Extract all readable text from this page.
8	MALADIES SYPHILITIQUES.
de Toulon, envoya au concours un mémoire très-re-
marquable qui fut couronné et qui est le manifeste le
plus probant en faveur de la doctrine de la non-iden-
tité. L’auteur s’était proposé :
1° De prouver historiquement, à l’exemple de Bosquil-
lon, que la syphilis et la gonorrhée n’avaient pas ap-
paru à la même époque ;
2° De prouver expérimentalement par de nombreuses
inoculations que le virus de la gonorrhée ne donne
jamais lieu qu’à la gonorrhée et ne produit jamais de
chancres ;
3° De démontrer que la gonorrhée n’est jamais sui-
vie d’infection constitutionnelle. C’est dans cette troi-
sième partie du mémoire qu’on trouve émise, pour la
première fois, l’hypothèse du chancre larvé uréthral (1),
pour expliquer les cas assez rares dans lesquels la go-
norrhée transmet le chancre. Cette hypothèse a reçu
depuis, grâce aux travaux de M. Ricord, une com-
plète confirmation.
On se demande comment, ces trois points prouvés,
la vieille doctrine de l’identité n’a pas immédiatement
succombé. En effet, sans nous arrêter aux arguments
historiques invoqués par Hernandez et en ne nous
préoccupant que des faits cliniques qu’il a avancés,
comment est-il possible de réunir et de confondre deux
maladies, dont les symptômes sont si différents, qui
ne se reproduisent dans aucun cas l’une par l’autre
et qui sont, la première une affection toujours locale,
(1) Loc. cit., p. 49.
·····
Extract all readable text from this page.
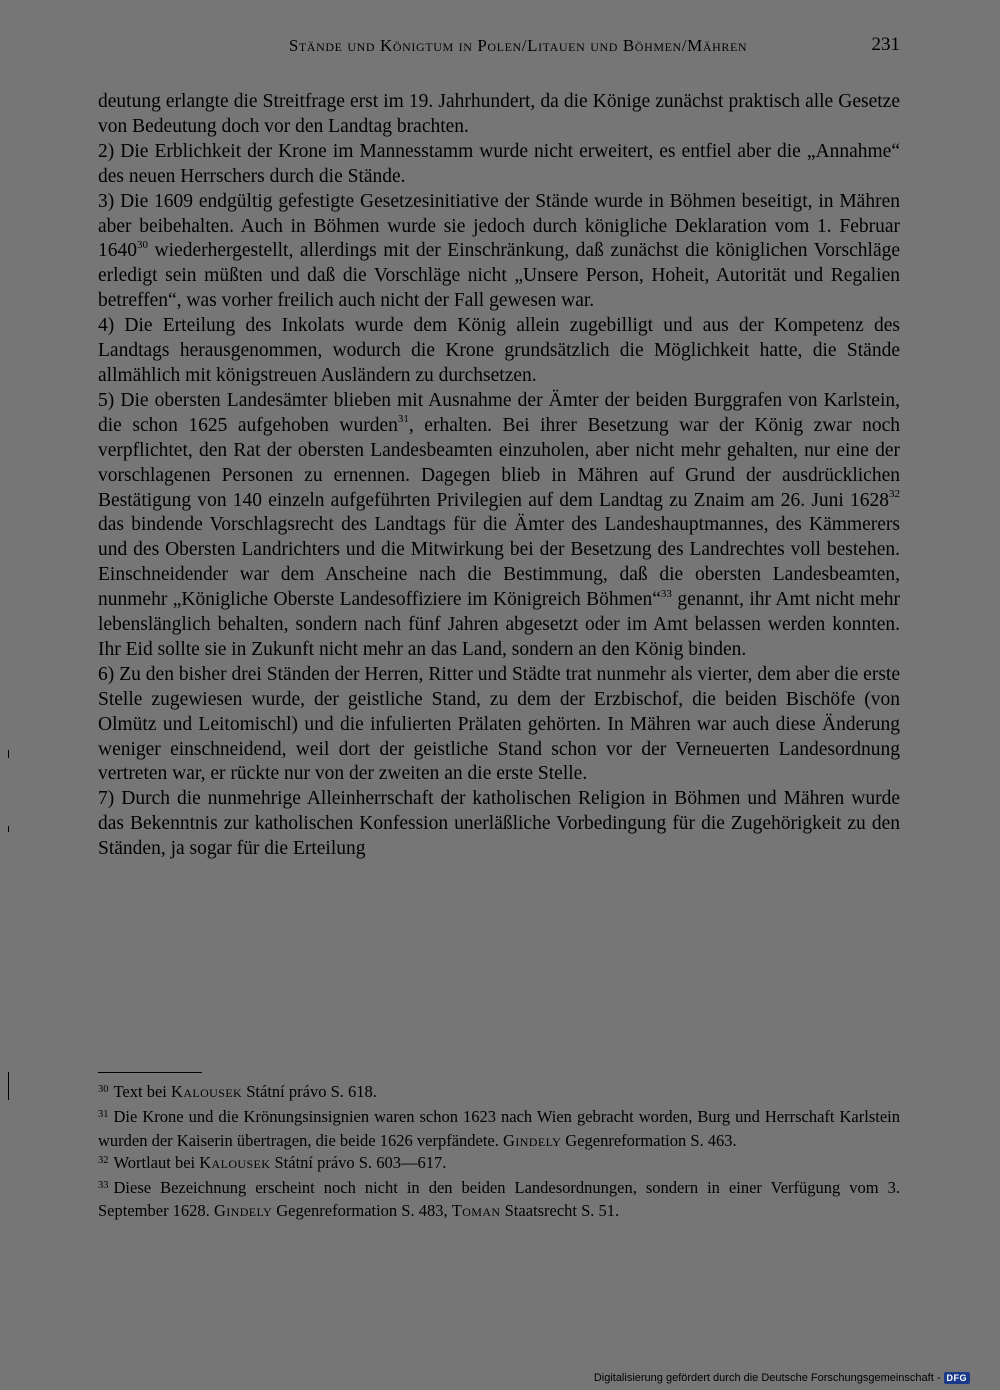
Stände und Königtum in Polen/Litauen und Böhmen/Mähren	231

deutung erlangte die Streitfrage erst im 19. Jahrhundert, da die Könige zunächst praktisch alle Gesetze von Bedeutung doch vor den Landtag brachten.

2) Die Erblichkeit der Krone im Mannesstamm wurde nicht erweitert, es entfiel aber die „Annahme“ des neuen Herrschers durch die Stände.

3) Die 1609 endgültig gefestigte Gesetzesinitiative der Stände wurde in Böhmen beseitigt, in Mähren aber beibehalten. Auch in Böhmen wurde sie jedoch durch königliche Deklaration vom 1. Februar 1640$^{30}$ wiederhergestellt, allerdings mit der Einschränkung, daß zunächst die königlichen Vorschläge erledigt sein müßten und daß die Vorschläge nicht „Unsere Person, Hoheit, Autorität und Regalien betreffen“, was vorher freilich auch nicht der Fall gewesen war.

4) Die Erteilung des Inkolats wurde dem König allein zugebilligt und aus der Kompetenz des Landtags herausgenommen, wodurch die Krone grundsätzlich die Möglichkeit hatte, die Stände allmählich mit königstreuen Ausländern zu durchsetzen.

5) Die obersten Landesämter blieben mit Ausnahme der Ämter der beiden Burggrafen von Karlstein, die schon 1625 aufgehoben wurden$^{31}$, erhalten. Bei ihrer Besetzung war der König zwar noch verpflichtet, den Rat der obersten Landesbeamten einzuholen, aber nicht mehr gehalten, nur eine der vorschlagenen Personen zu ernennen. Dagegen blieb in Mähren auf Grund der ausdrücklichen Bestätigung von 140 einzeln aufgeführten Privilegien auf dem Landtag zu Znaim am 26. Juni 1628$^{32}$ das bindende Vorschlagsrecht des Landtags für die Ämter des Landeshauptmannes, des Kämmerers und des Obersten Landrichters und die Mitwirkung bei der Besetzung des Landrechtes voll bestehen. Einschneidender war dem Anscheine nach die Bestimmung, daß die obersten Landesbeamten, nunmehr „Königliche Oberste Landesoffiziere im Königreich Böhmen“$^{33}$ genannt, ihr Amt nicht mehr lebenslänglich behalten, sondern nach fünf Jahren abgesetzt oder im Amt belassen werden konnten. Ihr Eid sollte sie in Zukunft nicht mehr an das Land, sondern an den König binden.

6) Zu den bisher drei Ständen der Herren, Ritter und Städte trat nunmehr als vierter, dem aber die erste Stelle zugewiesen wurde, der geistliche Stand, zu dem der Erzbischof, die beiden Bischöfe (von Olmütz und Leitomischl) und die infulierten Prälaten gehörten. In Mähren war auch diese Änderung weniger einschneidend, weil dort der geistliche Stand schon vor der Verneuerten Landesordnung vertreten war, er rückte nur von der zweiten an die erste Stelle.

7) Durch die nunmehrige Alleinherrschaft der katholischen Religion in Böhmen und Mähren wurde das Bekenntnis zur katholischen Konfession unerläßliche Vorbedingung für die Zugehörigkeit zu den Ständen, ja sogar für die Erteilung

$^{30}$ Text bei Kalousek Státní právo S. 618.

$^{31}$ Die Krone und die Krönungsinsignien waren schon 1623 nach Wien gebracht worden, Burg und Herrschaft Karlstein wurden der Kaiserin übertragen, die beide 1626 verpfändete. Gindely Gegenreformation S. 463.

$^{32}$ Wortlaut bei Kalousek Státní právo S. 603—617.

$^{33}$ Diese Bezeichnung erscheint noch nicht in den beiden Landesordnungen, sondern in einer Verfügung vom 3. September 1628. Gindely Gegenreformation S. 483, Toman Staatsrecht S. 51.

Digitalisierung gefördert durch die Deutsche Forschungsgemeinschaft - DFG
·····
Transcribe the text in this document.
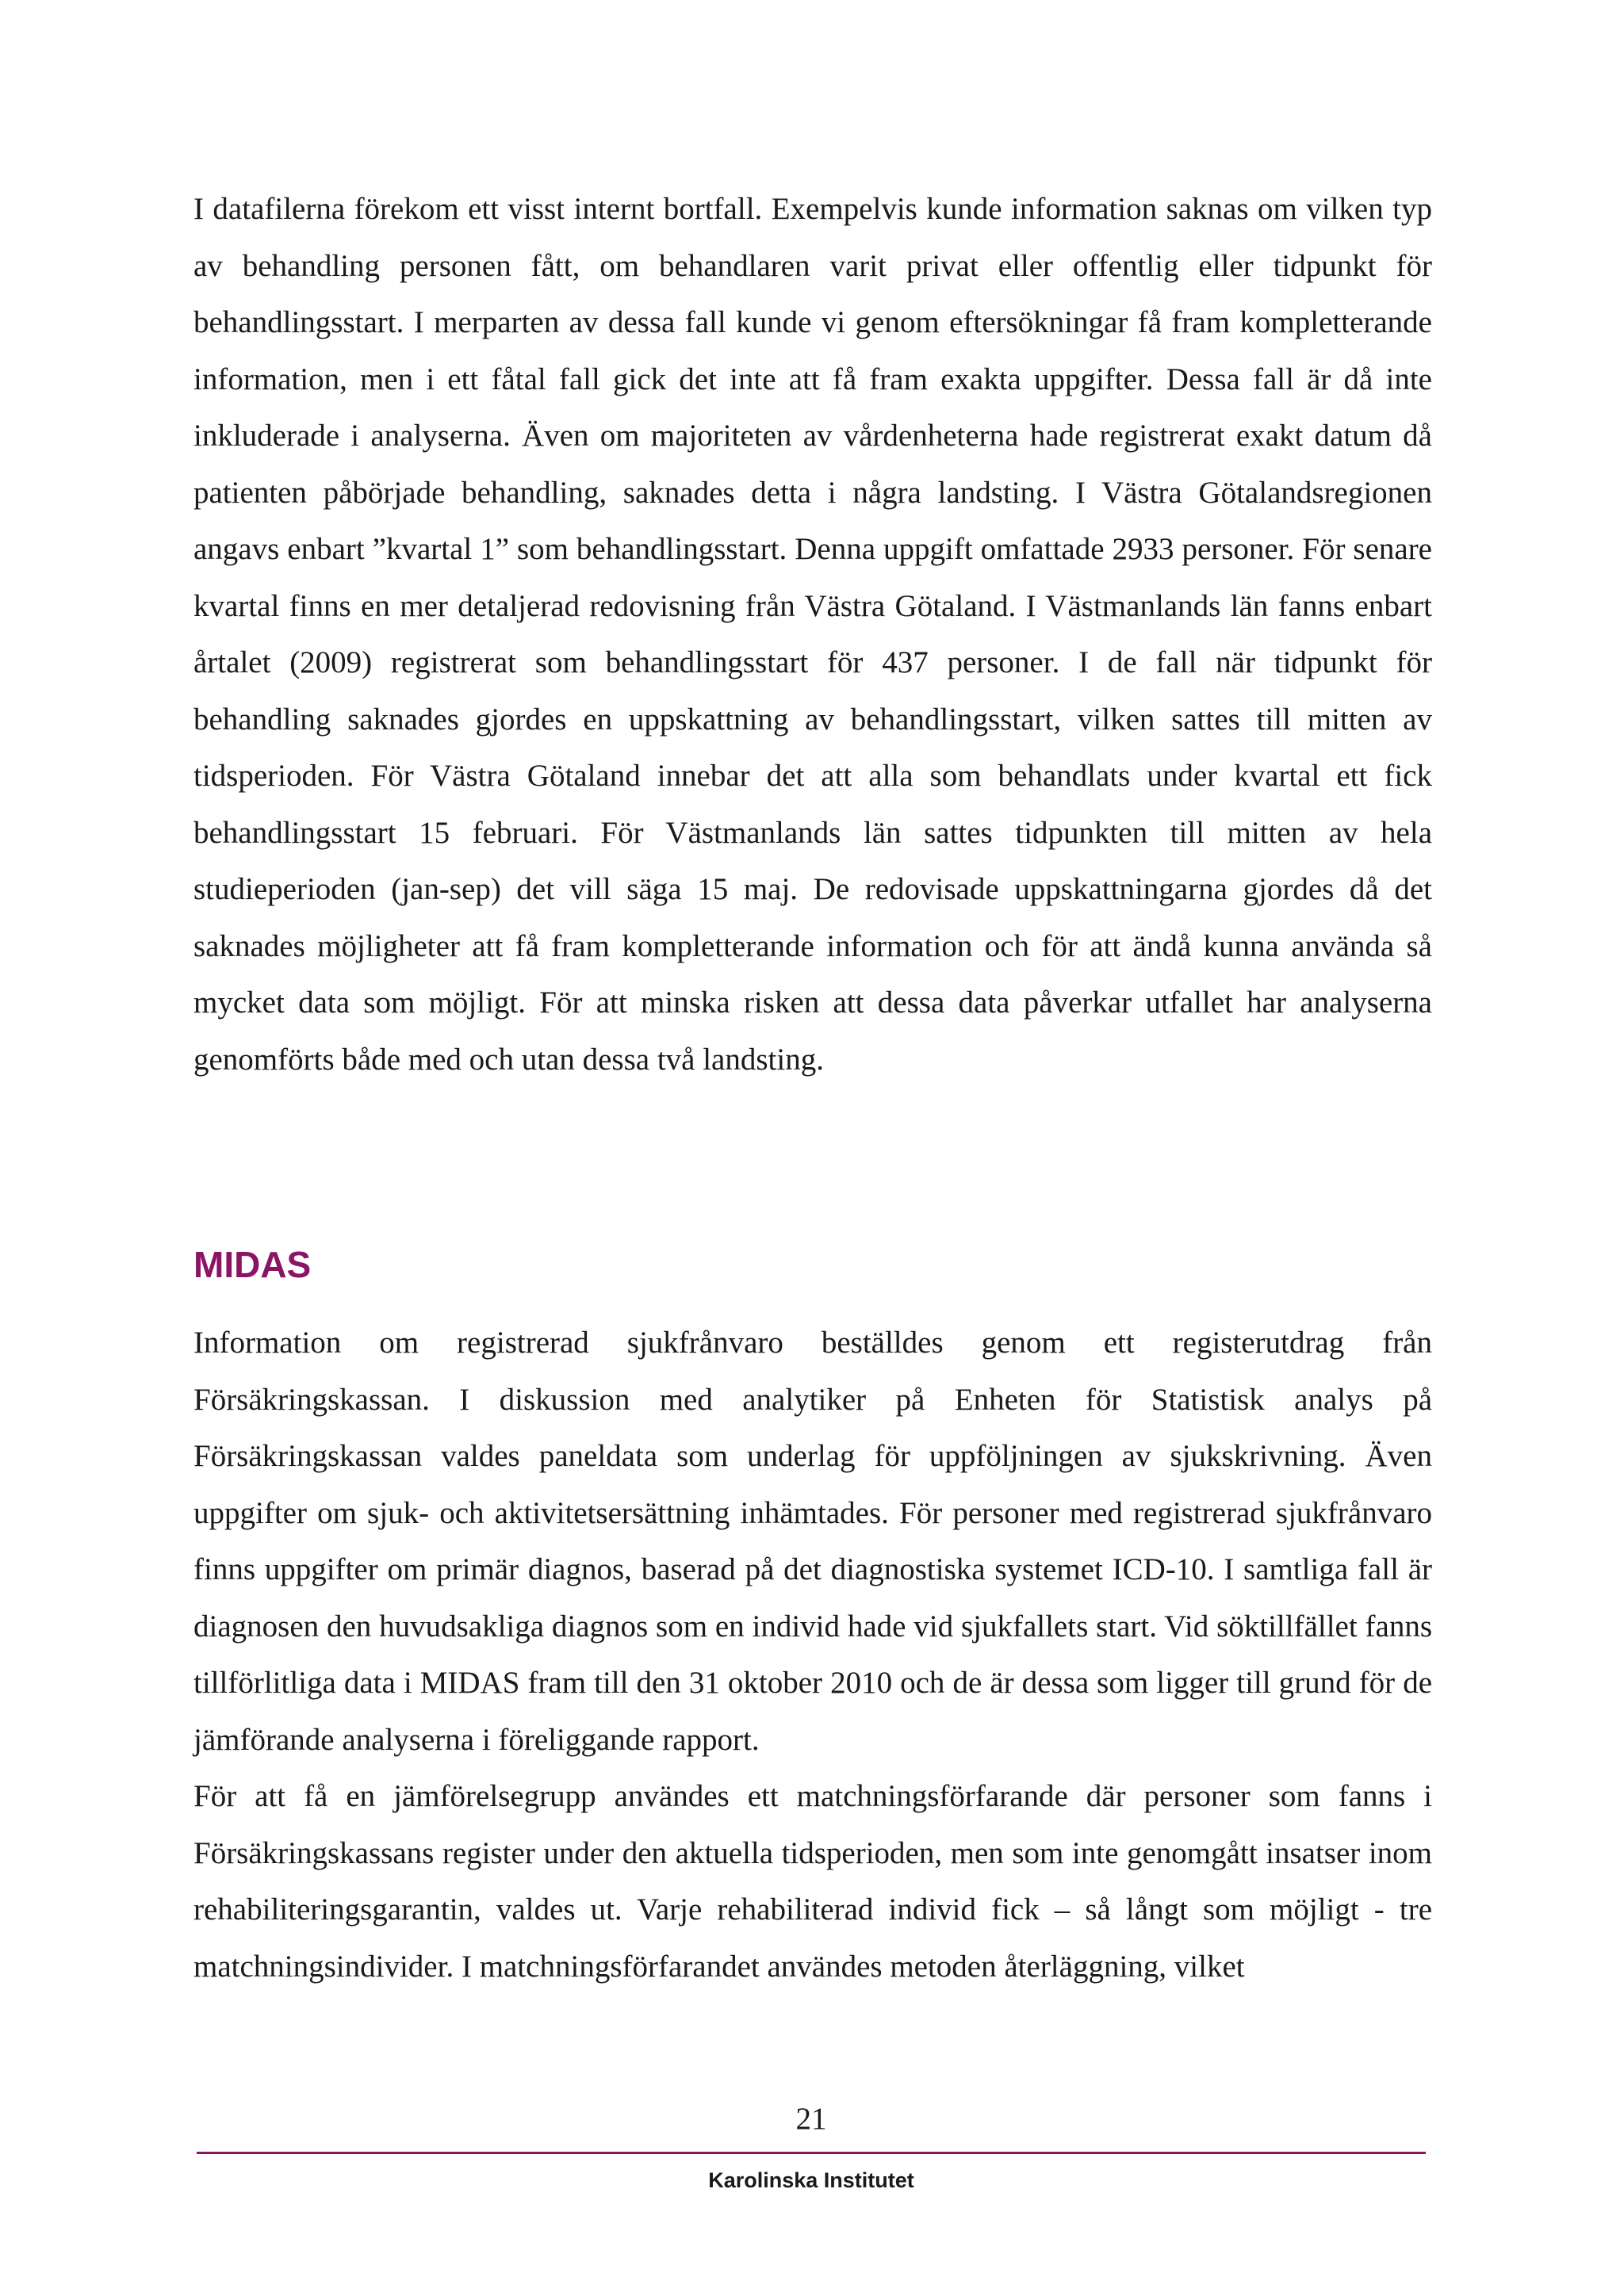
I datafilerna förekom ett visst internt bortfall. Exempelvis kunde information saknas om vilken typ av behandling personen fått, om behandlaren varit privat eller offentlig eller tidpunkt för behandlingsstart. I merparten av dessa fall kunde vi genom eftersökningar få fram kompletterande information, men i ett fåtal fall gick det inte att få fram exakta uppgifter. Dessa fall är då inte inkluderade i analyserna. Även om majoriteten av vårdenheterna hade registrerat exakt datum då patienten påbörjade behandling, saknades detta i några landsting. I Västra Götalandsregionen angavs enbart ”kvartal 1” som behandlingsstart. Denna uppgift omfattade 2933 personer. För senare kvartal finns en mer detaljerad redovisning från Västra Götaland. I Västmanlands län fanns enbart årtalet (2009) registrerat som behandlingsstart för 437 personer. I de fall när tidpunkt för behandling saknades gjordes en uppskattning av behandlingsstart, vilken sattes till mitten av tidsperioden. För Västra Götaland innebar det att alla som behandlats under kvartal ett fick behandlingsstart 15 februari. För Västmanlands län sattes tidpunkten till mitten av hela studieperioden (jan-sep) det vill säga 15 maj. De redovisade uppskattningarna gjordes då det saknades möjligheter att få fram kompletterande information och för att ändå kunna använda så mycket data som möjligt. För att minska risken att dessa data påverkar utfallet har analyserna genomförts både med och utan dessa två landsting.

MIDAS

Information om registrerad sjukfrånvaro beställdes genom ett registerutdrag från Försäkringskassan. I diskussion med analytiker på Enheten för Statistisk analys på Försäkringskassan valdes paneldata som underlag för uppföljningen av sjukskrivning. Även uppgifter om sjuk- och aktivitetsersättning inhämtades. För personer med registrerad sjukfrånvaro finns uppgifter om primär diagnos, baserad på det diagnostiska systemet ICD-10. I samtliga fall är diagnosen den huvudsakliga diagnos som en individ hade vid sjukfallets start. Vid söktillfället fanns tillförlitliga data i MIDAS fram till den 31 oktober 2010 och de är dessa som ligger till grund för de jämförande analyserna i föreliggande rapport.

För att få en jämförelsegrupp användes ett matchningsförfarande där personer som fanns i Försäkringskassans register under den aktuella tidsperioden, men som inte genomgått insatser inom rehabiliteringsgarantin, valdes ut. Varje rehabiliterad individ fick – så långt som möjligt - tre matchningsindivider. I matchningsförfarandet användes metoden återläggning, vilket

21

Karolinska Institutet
·····
TO DO>
Output each line of the listing above that has "première".

COMPLETED EXERCISE>
première fois, l’hypothèse du chancre larvé uréthral (1),
et qui sont, la première une affection toujours locale,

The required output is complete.